| Task statement |
Find the string "home" in the entries and copy each line that has it.

| Available records |
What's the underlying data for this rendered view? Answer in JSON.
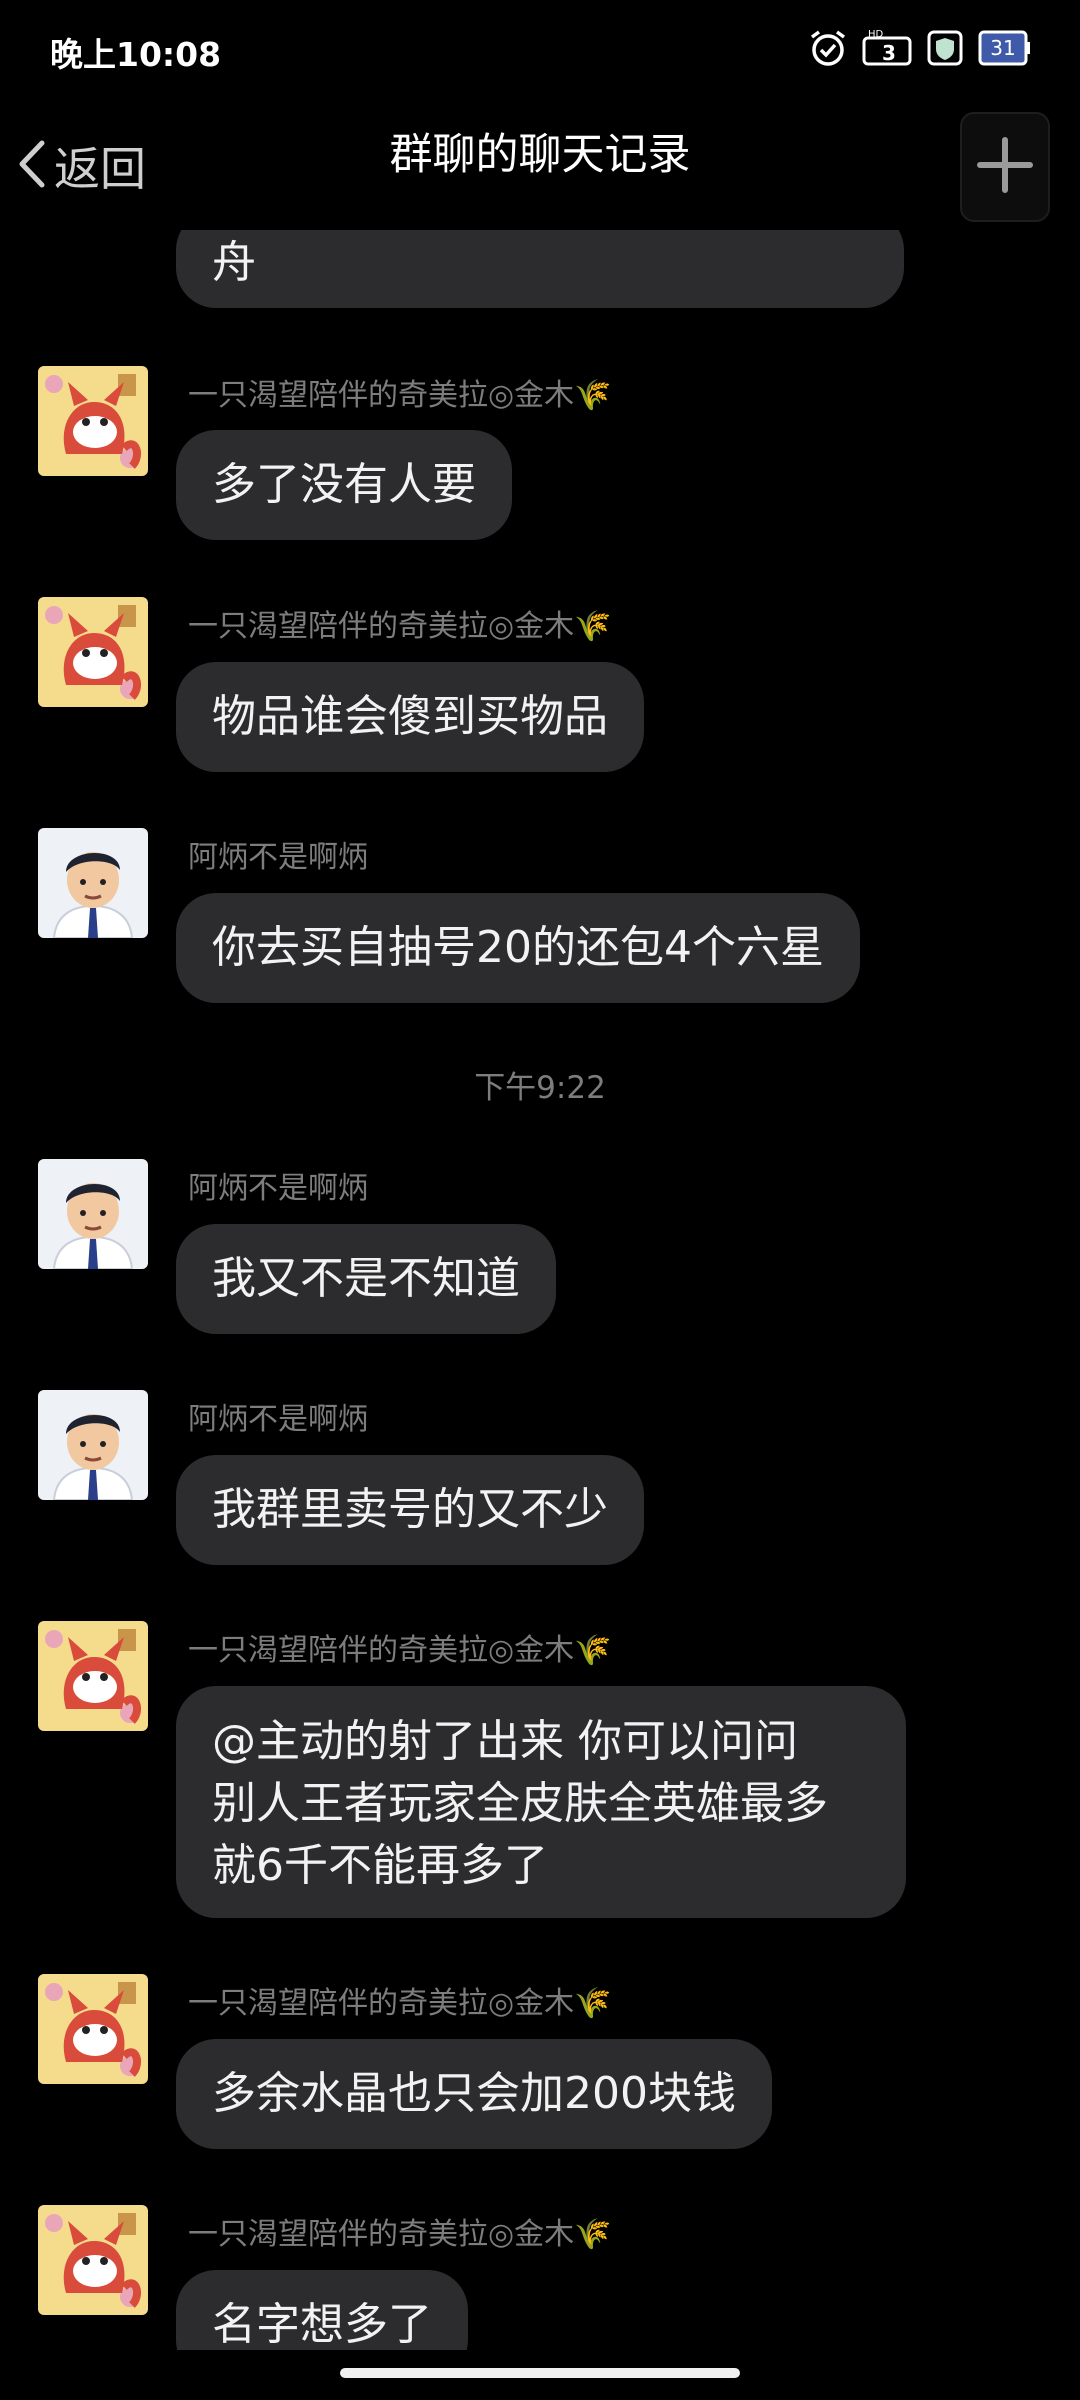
{
  "status_bar": {
    "time": "晚上10:08",
    "battery_text": "31",
    "network_label": "HD"
  },
  "nav": {
    "back_label": "返回",
    "title": "群聊的聊天记录"
  },
  "messages": [
    {
      "text": "舟"
    },
    {
      "sender": "一只渴望陪伴的奇美拉◎金木🌾",
      "text": "多了没有人要"
    },
    {
      "sender": "一只渴望陪伴的奇美拉◎金木🌾",
      "text": "物品谁会傻到买物品"
    },
    {
      "sender": "阿炳不是啊炳",
      "text": "你去买自抽号20的还包4个六星"
    },
    {
      "time": "下午9:22"
    },
    {
      "sender": "阿炳不是啊炳",
      "text": "我又不是不知道"
    },
    {
      "sender": "阿炳不是啊炳",
      "text": "我群里卖号的又不少"
    },
    {
      "sender": "一只渴望陪伴的奇美拉◎金木🌾",
      "text": "@主动的射了出来 你可以问问\n别人王者玩家全皮肤全英雄最多\n就6千不能再多了"
    },
    {
      "sender": "一只渴望陪伴的奇美拉◎金木🌾",
      "text": "多余水晶也只会加200块钱"
    },
    {
      "sender": "一只渴望陪伴的奇美拉◎金木🌾",
      "text": "名字想多了"
    }
  ],
  "colors": {
    "background": "#000000",
    "bubble": "#2c2c2e",
    "sender": "#7d7d7d",
    "text": "#f2f2f2"
  }
}
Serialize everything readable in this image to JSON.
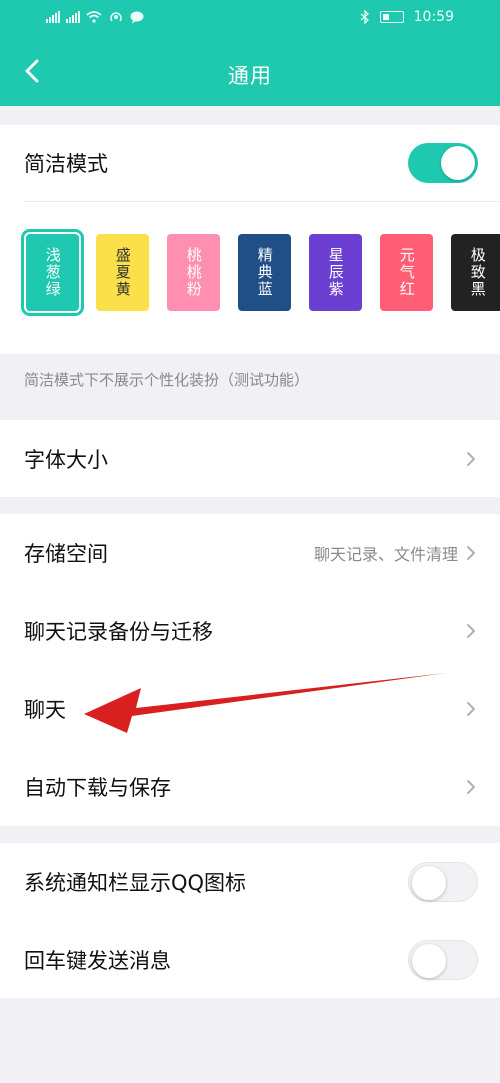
{
  "status_bar": {
    "time": "10:59"
  },
  "header": {
    "title": "通用",
    "back_icon": "chevron-left-icon"
  },
  "concise_mode": {
    "label": "简洁模式",
    "enabled": true,
    "themes": [
      {
        "name": "浅葱绿",
        "color": "#1ec9b0",
        "text_color": "#ffffff",
        "selected": true
      },
      {
        "name": "盛夏黄",
        "color": "#fbe04a",
        "text_color": "#333333",
        "selected": false
      },
      {
        "name": "桃桃粉",
        "color": "#ff8fb0",
        "text_color": "#ffffff",
        "selected": false
      },
      {
        "name": "精典蓝",
        "color": "#1f4f86",
        "text_color": "#ffffff",
        "selected": false
      },
      {
        "name": "星辰紫",
        "color": "#6a3fd1",
        "text_color": "#ffffff",
        "selected": false
      },
      {
        "name": "元气红",
        "color": "#ff5e74",
        "text_color": "#ffffff",
        "selected": false
      },
      {
        "name": "极致黑",
        "color": "#222222",
        "text_color": "#ffffff",
        "selected": false
      }
    ],
    "hint": "简洁模式下不展示个性化装扮（测试功能）"
  },
  "font_size": {
    "label": "字体大小"
  },
  "storage": {
    "label": "存储空间",
    "value": "聊天记录、文件清理"
  },
  "backup": {
    "label": "聊天记录备份与迁移"
  },
  "chat": {
    "label": "聊天"
  },
  "auto_download": {
    "label": "自动下载与保存"
  },
  "notif_icon": {
    "label": "系统通知栏显示QQ图标",
    "enabled": false
  },
  "enter_send": {
    "label": "回车键发送消息",
    "enabled": false
  },
  "colors": {
    "accent": "#1ec9b0",
    "annotation_arrow": "#d92020"
  }
}
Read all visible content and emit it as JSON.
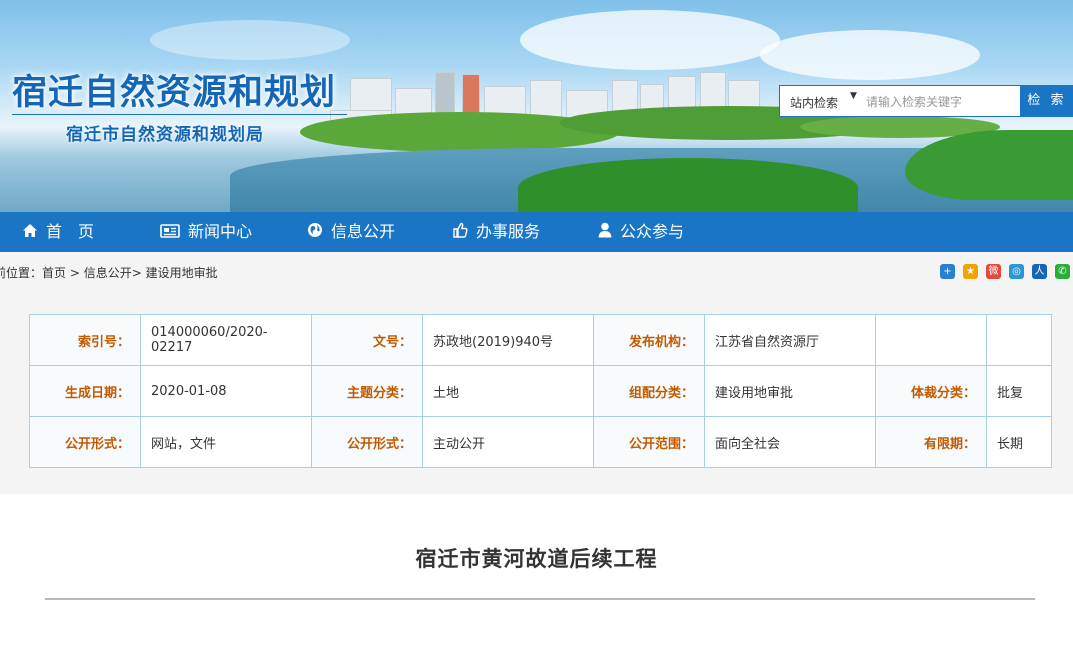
{
  "header": {
    "title": "宿迁自然资源和规划",
    "subtitle": "宿迁市自然资源和规划局"
  },
  "search": {
    "scope": "站内检索",
    "placeholder": "请输入检索关键字",
    "button": "检 索"
  },
  "nav": {
    "items": [
      {
        "label": "首　页",
        "icon": "home-icon"
      },
      {
        "label": "新闻中心",
        "icon": "newspaper-icon"
      },
      {
        "label": "信息公开",
        "icon": "globe-icon"
      },
      {
        "label": "办事服务",
        "icon": "thumbs-up-icon"
      },
      {
        "label": "公众参与",
        "icon": "user-icon"
      }
    ]
  },
  "breadcrumb": {
    "prefix": "前位置：",
    "home": "首页",
    "sep1": " > ",
    "section": "信息公开",
    "sep2": "> ",
    "current": "建设用地审批"
  },
  "share_icons": [
    {
      "name": "add-share-icon",
      "glyph": "+",
      "color": "#2b7fd0"
    },
    {
      "name": "qzone-share-icon",
      "glyph": "★",
      "color": "#f1a400"
    },
    {
      "name": "weibo-share-icon",
      "glyph": "微",
      "color": "#e34a3c"
    },
    {
      "name": "tencent-weibo-share-icon",
      "glyph": "◎",
      "color": "#2a95d7"
    },
    {
      "name": "renren-share-icon",
      "glyph": "人",
      "color": "#1566b7"
    },
    {
      "name": "wechat-share-icon",
      "glyph": "✆",
      "color": "#2aae3a"
    }
  ],
  "info": {
    "index_label": "索引号：",
    "index_value": "014000060/2020-02217",
    "doc_no_label": "文号：",
    "doc_no_value": "苏政地(2019)940号",
    "publisher_label": "发布机构：",
    "publisher_value": "江苏省自然资源厅",
    "date_label": "生成日期：",
    "date_value": "2020-01-08",
    "topic_label": "主题分类：",
    "topic_value": "土地",
    "group_label": "组配分类：",
    "group_value": "建设用地审批",
    "genre_label": "体裁分类：",
    "genre_value": "批复",
    "form_label": "公开形式：",
    "form_value": "网站，文件",
    "mode_label": "公开形式：",
    "mode_value": "主动公开",
    "scope_label": "公开范围：",
    "scope_value": "面向全社会",
    "validity_label": "有限期：",
    "validity_value": "长期"
  },
  "article": {
    "title": "宿迁市黄河故道后续工程"
  }
}
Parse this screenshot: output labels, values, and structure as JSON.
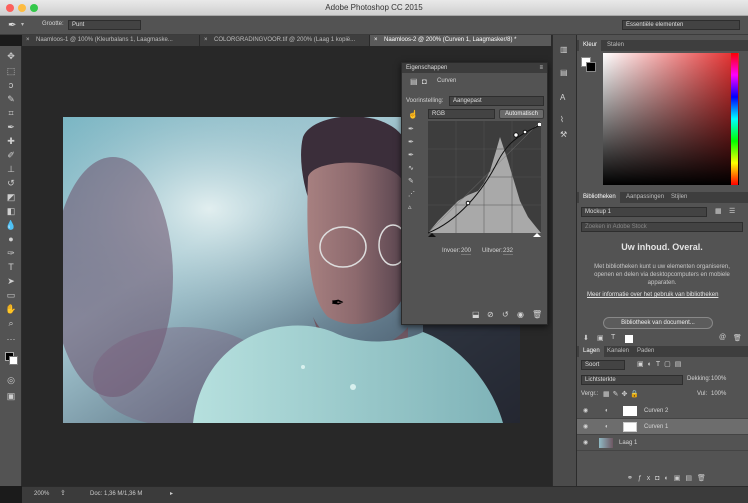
{
  "window": {
    "title": "Adobe Photoshop CC 2015"
  },
  "options_bar": {
    "sample_size_label": "Grootte:",
    "sample_size_value": "Punt",
    "workspace_value": "Essentiële elementen"
  },
  "doc_tabs": [
    {
      "label": "Naamloos-1 @ 100% (Kleurbalans 1, Laagmaske...",
      "active": false
    },
    {
      "label": "COLORGRADINGVOOR.tif @ 200% (Laag 1 kopië...",
      "active": false
    },
    {
      "label": "Naamloos-2 @ 200% (Curven 1, Laagmasker/8) *",
      "active": true
    }
  ],
  "properties": {
    "panel_title": "Eigenschappen",
    "adjustment_label": "Curven",
    "preset_label": "Voorinstelling:",
    "preset_value": "Aangepast",
    "channel_value": "RGB",
    "auto_button": "Automatisch",
    "input_label": "Invoer:",
    "input_value": "200",
    "output_label": "Uitvoer:",
    "output_value": "232"
  },
  "color_panel": {
    "tabs": [
      "Kleur",
      "Stalen"
    ]
  },
  "libraries_panel": {
    "tabs": [
      "Bibliotheken",
      "Aanpassingen",
      "Stijlen"
    ],
    "library_select": "Mockup 1",
    "search_placeholder": "Zoeken in Adobe Stock",
    "heading": "Uw inhoud. Overal.",
    "body": "Met bibliotheken kunt u uw elementen organiseren, openen en delen via desktopcomputers en mobiele apparaten.",
    "link": "Meer informatie over het gebruik van bibliotheken",
    "button": "Bibliotheek van document..."
  },
  "layers_panel": {
    "tabs": [
      "Lagen",
      "Kanalen",
      "Paden"
    ],
    "filter_value": "Soort",
    "blend_mode": "Lichtsterkte",
    "opacity_label": "Dekking:",
    "opacity_value": "100%",
    "lock_label": "Vergr.:",
    "fill_label": "Vul:",
    "fill_value": "100%",
    "layers": [
      {
        "name": "Curven 2",
        "selected": false
      },
      {
        "name": "Curven 1",
        "selected": true
      },
      {
        "name": "Laag 1",
        "selected": false
      }
    ]
  },
  "status_bar": {
    "zoom": "200%",
    "doc_info": "Doc: 1,36 M/1,36 M"
  },
  "icons": [
    "eyedropper-icon",
    "move-icon",
    "marquee-icon",
    "lasso-icon",
    "quick-select-icon",
    "crop-icon",
    "brush-icon",
    "stamp-icon",
    "eraser-icon",
    "gradient-icon",
    "pen-icon",
    "type-icon",
    "hand-icon",
    "zoom-icon",
    "eye-icon"
  ]
}
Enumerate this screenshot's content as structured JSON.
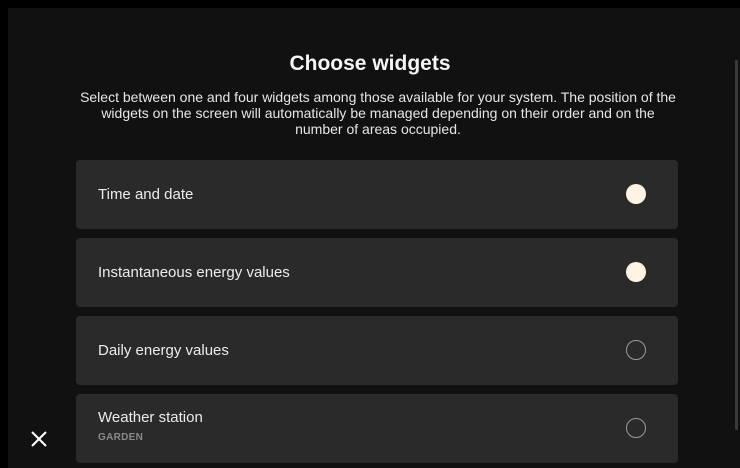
{
  "header": {
    "title": "Choose widgets",
    "subtitle": "Select between one and four widgets among those available for your system. The position of the widgets on the screen will automatically be managed depending on their order and on the number of areas occupied."
  },
  "widgets": [
    {
      "label": "Time and date",
      "sublabel": "",
      "selected": true
    },
    {
      "label": "Instantaneous energy values",
      "sublabel": "",
      "selected": true
    },
    {
      "label": "Daily energy values",
      "sublabel": "",
      "selected": false
    },
    {
      "label": "Weather station",
      "sublabel": "GARDEN",
      "selected": false
    }
  ],
  "icons": {
    "close": "close-icon"
  },
  "colors": {
    "background": "#111111",
    "card": "#2a2a2a",
    "selected_radio": "#fff4e1",
    "unselected_radio_border": "#9a9a9a"
  }
}
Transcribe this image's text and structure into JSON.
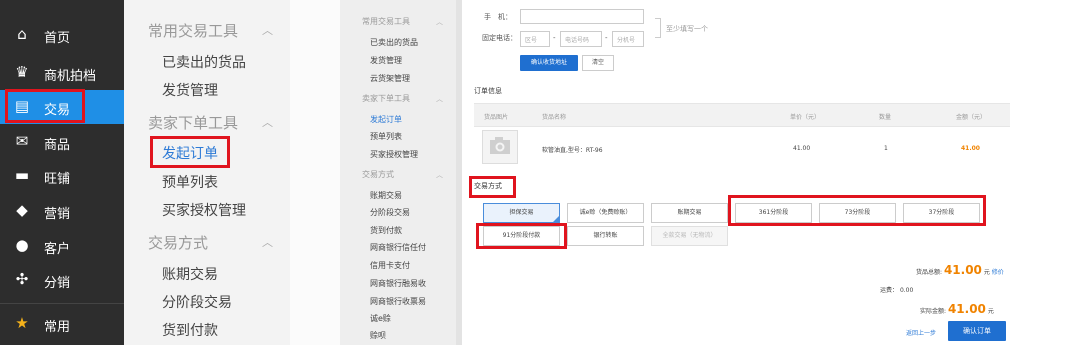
{
  "colors": {
    "nav_bg": "#2d2d2d",
    "nav_active": "#1f8fe6",
    "highlight": "#e0141e",
    "link": "#2e7bd6",
    "amount": "#f08300",
    "primary_btn": "#1f6fd0"
  },
  "nav": {
    "items": [
      {
        "icon": "home-icon",
        "label": "首页"
      },
      {
        "icon": "crown-icon",
        "label": "商机拍档"
      },
      {
        "icon": "clipboard-icon",
        "label": "交易"
      },
      {
        "icon": "mail-icon",
        "label": "商品"
      },
      {
        "icon": "store-icon",
        "label": "旺铺"
      },
      {
        "icon": "tag-icon",
        "label": "营销"
      },
      {
        "icon": "user-icon",
        "label": "客户"
      },
      {
        "icon": "share-icon",
        "label": "分销"
      },
      {
        "icon": "star-icon",
        "label": "常用"
      }
    ]
  },
  "panel2": {
    "group1": {
      "title": "常用交易工具",
      "items": [
        "已卖出的货品",
        "发货管理"
      ]
    },
    "group2": {
      "title": "卖家下单工具",
      "items": [
        "发起订单",
        "预单列表",
        "买家授权管理"
      ]
    },
    "group3": {
      "title": "交易方式",
      "items": [
        "账期交易",
        "分阶段交易",
        "货到付款"
      ]
    }
  },
  "panel3": {
    "group1": {
      "title": "常用交易工具",
      "items": [
        "已卖出的货品",
        "发货管理",
        "云货架管理"
      ]
    },
    "group2": {
      "title": "卖家下单工具",
      "items": [
        "发起订单",
        "预单列表",
        "买家授权管理"
      ]
    },
    "group3": {
      "title": "交易方式",
      "items": [
        "账期交易",
        "分阶段交易",
        "货到付款",
        "网商银行信任付",
        "信用卡支付",
        "网商银行融易收",
        "网商银行收票易",
        "诚e赊",
        "赊呗"
      ]
    }
  },
  "contact": {
    "mobile_label": "手　机：",
    "phone_label": "固定电话：",
    "area_code_placeholder": "区号",
    "phone_placeholder": "电话号码",
    "ext_placeholder": "分机号",
    "hint": "至少填写一个",
    "confirm_address": "确认收货地址",
    "clear": "清空"
  },
  "order": {
    "section_title": "订单信息",
    "headers": [
      "货品图片",
      "货品名称",
      "单价（元）",
      "数量",
      "金额（元）"
    ],
    "row": {
      "name": "软管油直,型号：RT-96",
      "price": "41.00",
      "qty": "1",
      "amount": "41.00"
    }
  },
  "payment": {
    "title": "交易方式",
    "methods_row1": [
      "担保交易",
      "诚e赊（免费赊账）",
      "账期交易",
      "361分阶段",
      "73分阶段",
      "37分阶段"
    ],
    "methods_row2": [
      "91分阶段付款",
      "银行转账",
      "全款交易（无物流）"
    ]
  },
  "summary": {
    "total_label": "货品总额:",
    "total_value": "41.00",
    "total_unit": "元",
    "modify": "修价",
    "shipping_label": "运费：",
    "shipping_value": "0.00",
    "pay_label": "实际金额:",
    "pay_value": "41.00",
    "pay_unit": "元",
    "back": "返回上一步",
    "confirm": "确认订单"
  }
}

| Task response |
        "icon": "home-icon"
    "home": "首页",
        "icon": "home-icon",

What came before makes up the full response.